* [Instruction]: Copy each line below that contains "ylabel".

[Data entries]
'''
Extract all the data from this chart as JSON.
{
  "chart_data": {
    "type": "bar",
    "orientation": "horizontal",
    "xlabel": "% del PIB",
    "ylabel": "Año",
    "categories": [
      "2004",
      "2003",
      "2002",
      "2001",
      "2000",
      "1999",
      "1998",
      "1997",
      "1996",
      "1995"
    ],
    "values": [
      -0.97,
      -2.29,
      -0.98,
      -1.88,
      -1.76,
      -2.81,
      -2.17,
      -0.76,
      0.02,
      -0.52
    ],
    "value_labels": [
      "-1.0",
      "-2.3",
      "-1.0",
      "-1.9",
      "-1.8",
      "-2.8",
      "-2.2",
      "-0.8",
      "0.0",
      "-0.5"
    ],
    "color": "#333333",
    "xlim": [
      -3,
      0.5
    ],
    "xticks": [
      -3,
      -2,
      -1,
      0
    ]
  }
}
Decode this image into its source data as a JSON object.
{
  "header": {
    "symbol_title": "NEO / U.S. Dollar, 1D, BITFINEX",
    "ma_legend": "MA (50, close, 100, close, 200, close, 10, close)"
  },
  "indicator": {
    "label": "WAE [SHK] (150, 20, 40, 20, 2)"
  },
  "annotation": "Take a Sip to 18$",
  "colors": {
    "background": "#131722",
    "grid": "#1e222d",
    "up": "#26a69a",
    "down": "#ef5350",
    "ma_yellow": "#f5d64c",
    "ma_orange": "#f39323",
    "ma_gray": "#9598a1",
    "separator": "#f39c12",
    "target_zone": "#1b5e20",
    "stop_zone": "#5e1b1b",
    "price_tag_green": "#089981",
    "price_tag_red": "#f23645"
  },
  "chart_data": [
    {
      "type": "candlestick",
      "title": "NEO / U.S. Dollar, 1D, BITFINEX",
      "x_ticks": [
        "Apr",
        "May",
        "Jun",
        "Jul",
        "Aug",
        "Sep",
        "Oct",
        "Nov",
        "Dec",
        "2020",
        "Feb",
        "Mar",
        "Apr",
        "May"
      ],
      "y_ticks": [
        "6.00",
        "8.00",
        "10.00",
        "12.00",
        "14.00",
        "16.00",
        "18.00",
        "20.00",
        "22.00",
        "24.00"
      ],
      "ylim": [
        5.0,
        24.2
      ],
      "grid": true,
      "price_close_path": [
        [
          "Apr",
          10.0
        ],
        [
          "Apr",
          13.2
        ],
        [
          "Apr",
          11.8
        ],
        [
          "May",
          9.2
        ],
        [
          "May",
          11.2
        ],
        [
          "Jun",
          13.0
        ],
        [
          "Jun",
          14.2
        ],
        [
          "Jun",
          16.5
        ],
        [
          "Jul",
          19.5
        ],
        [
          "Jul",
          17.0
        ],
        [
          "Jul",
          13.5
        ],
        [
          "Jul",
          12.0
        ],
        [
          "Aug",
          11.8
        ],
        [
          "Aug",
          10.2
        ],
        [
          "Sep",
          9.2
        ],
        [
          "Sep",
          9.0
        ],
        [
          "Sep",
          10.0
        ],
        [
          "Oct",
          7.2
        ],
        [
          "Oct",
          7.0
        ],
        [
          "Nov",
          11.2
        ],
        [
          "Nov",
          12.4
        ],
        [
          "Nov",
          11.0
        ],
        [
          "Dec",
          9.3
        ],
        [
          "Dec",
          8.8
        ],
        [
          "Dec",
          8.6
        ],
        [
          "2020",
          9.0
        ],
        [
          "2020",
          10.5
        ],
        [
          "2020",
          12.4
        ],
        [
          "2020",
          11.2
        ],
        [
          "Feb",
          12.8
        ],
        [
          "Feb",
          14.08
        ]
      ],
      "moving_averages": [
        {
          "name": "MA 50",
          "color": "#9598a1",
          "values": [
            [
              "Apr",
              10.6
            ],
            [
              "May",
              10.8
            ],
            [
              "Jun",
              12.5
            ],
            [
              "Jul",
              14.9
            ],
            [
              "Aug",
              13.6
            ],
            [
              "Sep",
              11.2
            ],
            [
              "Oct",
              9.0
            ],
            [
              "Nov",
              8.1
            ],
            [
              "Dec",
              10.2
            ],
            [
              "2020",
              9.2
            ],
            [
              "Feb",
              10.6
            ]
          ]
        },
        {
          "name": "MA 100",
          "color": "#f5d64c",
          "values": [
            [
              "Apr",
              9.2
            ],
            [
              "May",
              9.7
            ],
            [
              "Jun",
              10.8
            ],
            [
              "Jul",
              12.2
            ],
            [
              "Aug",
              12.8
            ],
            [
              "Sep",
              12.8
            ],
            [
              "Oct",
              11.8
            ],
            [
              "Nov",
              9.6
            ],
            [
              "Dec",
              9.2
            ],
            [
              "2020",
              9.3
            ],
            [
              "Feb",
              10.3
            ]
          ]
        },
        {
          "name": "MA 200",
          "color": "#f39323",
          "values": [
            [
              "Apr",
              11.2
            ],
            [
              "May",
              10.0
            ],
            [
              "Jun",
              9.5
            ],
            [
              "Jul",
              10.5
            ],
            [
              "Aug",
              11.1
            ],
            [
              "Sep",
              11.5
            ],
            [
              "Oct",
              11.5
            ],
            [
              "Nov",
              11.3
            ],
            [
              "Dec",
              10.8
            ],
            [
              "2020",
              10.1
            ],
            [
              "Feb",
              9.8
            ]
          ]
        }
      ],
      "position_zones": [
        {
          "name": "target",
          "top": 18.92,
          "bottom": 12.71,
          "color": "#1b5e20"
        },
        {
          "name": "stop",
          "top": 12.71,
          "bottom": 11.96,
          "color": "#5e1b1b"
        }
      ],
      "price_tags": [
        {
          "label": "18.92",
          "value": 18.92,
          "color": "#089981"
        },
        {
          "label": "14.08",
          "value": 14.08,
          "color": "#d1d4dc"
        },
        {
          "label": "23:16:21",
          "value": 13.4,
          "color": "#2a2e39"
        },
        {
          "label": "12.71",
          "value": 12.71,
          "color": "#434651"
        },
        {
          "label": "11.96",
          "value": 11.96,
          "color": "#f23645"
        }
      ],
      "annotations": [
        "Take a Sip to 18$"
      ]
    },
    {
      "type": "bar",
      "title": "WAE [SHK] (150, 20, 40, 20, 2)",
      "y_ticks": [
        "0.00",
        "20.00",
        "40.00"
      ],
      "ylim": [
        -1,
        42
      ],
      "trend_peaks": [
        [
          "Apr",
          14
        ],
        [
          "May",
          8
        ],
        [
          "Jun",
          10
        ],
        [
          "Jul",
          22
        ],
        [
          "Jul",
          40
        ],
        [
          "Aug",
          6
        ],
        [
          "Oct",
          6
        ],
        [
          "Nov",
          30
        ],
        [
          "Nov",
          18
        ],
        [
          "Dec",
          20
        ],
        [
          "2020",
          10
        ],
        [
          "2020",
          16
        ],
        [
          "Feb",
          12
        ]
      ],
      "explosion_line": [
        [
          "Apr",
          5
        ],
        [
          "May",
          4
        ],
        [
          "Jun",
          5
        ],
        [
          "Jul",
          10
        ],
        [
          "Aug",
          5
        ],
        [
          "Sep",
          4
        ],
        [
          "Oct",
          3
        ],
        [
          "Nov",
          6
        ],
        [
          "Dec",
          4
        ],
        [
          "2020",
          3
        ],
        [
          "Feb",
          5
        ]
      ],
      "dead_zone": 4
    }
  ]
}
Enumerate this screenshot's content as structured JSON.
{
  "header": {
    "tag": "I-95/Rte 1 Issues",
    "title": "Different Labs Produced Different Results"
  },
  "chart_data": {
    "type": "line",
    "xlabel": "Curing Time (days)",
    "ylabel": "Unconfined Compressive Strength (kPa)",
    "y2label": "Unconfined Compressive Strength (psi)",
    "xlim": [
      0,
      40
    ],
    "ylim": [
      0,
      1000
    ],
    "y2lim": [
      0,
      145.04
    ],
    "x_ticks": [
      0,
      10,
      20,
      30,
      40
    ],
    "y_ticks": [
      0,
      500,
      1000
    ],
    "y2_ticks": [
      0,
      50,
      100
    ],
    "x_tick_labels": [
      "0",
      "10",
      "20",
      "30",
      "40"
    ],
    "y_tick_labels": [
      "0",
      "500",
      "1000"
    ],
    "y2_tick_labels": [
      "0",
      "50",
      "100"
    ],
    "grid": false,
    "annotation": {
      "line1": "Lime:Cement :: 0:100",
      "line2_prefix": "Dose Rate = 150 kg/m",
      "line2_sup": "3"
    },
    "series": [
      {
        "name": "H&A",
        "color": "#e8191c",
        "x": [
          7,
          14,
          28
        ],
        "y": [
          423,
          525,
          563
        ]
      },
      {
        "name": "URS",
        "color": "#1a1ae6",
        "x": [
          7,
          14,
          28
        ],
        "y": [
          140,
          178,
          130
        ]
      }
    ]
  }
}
'''
* [Answer in full]:
    "ylabel": "Año",
    "ylabel": "Unconfined Compressive Strength (kPa)",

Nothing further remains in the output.